• Job: Reproduce every line of the records below word for word, with nothing changed, added, or left out.

↓

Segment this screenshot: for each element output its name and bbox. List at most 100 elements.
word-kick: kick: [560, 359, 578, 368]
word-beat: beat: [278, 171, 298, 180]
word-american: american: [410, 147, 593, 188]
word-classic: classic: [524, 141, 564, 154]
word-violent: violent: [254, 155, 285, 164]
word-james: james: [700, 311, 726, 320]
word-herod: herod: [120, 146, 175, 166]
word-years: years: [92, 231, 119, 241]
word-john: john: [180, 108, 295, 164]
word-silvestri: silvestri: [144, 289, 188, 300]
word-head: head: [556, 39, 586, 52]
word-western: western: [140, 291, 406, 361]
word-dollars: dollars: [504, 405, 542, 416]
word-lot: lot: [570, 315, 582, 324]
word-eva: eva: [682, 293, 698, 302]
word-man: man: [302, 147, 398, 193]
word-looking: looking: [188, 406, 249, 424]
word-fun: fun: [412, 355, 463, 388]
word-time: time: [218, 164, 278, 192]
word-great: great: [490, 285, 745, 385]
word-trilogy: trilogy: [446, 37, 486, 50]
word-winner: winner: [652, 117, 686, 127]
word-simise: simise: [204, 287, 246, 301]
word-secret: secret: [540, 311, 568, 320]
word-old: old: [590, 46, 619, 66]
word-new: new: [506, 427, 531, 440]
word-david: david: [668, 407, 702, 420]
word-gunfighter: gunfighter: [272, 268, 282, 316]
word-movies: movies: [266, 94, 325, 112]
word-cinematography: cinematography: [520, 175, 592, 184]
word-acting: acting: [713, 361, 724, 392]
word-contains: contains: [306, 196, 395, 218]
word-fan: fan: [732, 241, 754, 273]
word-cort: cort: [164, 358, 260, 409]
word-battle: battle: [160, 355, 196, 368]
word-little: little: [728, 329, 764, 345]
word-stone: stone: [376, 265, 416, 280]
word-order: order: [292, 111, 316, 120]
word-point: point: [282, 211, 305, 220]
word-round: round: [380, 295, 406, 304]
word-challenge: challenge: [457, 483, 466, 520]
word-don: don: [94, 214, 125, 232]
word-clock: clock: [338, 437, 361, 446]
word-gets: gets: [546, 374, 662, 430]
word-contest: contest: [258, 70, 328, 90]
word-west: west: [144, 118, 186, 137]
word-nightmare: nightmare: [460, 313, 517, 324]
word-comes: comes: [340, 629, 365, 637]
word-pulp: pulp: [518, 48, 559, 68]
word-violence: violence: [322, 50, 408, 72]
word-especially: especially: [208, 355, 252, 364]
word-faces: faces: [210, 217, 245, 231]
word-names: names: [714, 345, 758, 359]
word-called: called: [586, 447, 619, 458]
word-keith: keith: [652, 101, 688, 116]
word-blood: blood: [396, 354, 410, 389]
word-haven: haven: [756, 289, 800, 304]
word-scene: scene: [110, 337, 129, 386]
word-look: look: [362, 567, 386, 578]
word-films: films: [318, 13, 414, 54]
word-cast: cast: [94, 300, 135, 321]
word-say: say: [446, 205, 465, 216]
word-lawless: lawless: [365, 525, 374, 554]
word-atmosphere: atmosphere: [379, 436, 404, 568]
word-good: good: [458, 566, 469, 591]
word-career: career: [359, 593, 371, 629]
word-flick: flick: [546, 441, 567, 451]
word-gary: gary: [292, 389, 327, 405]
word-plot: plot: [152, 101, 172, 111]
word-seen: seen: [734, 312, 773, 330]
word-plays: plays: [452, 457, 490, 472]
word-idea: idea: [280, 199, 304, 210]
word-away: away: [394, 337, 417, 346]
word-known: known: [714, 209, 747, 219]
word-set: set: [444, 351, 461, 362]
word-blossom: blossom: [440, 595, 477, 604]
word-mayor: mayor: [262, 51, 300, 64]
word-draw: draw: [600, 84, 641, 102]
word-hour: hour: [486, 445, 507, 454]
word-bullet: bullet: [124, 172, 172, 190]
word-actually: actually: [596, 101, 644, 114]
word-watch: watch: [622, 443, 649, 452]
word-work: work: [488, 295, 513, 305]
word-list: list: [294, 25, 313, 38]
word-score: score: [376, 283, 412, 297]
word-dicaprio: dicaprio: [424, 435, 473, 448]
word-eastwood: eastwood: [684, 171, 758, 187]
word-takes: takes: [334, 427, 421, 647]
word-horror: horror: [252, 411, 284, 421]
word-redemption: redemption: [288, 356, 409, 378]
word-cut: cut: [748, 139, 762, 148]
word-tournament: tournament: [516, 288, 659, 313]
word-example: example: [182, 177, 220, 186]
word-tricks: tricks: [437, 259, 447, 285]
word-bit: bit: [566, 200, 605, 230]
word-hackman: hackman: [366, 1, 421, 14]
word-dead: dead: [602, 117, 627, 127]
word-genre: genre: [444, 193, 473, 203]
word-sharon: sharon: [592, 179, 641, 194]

↑

• Exercise output:
Segment this screenshot: for each element output its name and bbox. List at most 100 elements.
word-kick: kick: [560, 359, 578, 368]
word-beat: beat: [278, 171, 298, 180]
word-american: american: [410, 147, 593, 188]
word-classic: classic: [524, 141, 564, 154]
word-violent: violent: [254, 155, 285, 164]
word-james: james: [700, 311, 726, 320]
word-herod: herod: [120, 146, 175, 166]
word-years: years: [92, 231, 119, 241]
word-john: john: [180, 108, 295, 164]
word-silvestri: silvestri: [144, 289, 188, 300]
word-head: head: [556, 39, 586, 52]
word-western: western: [140, 291, 406, 361]
word-dollars: dollars: [504, 405, 542, 416]
word-lot: lot: [570, 315, 582, 324]
word-eva: eva: [682, 293, 698, 302]
word-man: man: [302, 147, 398, 193]
word-looking: looking: [188, 406, 249, 424]
word-fun: fun: [412, 355, 463, 388]
word-time: time: [218, 164, 278, 192]
word-great: great: [490, 285, 745, 385]
word-trilogy: trilogy: [446, 37, 486, 50]
word-winner: winner: [652, 117, 686, 127]
word-simise: simise: [204, 287, 246, 301]
word-secret: secret: [540, 311, 568, 320]
word-old: old: [590, 46, 619, 66]
word-new: new: [506, 427, 531, 440]
word-david: david: [668, 407, 702, 420]
word-gunfighter: gunfighter: [272, 268, 282, 316]
word-movies: movies: [266, 94, 325, 112]
word-cinematography: cinematography: [520, 175, 592, 184]
word-acting: acting: [713, 361, 724, 392]
word-contains: contains: [306, 196, 395, 218]
word-fan: fan: [732, 241, 754, 273]
word-cort: cort: [164, 358, 260, 409]
word-battle: battle: [160, 355, 196, 368]
word-little: little: [728, 329, 764, 345]
word-stone: stone: [376, 265, 416, 280]
word-order: order: [292, 111, 316, 120]
word-point: point: [282, 211, 305, 220]
word-round: round: [380, 295, 406, 304]
word-challenge: challenge: [457, 483, 466, 520]
word-don: don: [94, 214, 125, 232]
word-clock: clock: [338, 437, 361, 446]
word-gets: gets: [546, 374, 662, 430]
word-contest: contest: [258, 70, 328, 90]
word-west: west: [144, 118, 186, 137]
word-nightmare: nightmare: [460, 313, 517, 324]
word-comes: comes: [340, 629, 365, 637]
word-pulp: pulp: [518, 48, 559, 68]
word-violence: violence: [322, 50, 408, 72]
word-especially: especially: [208, 355, 252, 364]
word-faces: faces: [210, 217, 245, 231]
word-names: names: [714, 345, 758, 359]
word-called: called: [586, 447, 619, 458]
word-keith: keith: [652, 101, 688, 116]
word-blood: blood: [396, 354, 410, 389]
word-haven: haven: [756, 289, 800, 304]
word-scene: scene: [110, 337, 129, 386]
word-look: look: [362, 567, 386, 578]
word-films: films: [318, 13, 414, 54]
word-cast: cast: [94, 300, 135, 321]
word-say: say: [446, 205, 465, 216]
word-lawless: lawless: [365, 525, 374, 554]
word-atmosphere: atmosphere: [379, 436, 404, 568]
word-good: good: [458, 566, 469, 591]
word-career: career: [359, 593, 371, 629]
word-flick: flick: [546, 441, 567, 451]
word-gary: gary: [292, 389, 327, 405]
word-plot: plot: [152, 101, 172, 111]
word-seen: seen: [734, 312, 773, 330]
word-plays: plays: [452, 457, 490, 472]
word-idea: idea: [280, 199, 304, 210]
word-away: away: [394, 337, 417, 346]
word-known: known: [714, 209, 747, 219]
word-set: set: [444, 351, 461, 362]
word-blossom: blossom: [440, 595, 477, 604]
word-mayor: mayor: [262, 51, 300, 64]
word-draw: draw: [600, 84, 641, 102]
word-hour: hour: [486, 445, 507, 454]
word-bullet: bullet: [124, 172, 172, 190]
word-actually: actually: [596, 101, 644, 114]
word-watch: watch: [622, 443, 649, 452]
word-work: work: [488, 295, 513, 305]
word-list: list: [294, 25, 313, 38]
word-score: score: [376, 283, 412, 297]
word-dicaprio: dicaprio: [424, 435, 473, 448]
word-eastwood: eastwood: [684, 171, 758, 187]
word-takes: takes: [334, 427, 421, 647]
word-horror: horror: [252, 411, 284, 421]
word-redemption: redemption: [288, 356, 409, 378]
word-cut: cut: [748, 139, 762, 148]
word-tournament: tournament: [516, 288, 659, 313]
word-example: example: [182, 177, 220, 186]
word-tricks: tricks: [437, 259, 447, 285]
word-bit: bit: [566, 200, 605, 230]
word-hackman: hackman: [366, 1, 421, 14]
word-dead: dead: [602, 117, 627, 127]
word-genre: genre: [444, 193, 473, 203]
word-sharon: sharon: [592, 179, 641, 194]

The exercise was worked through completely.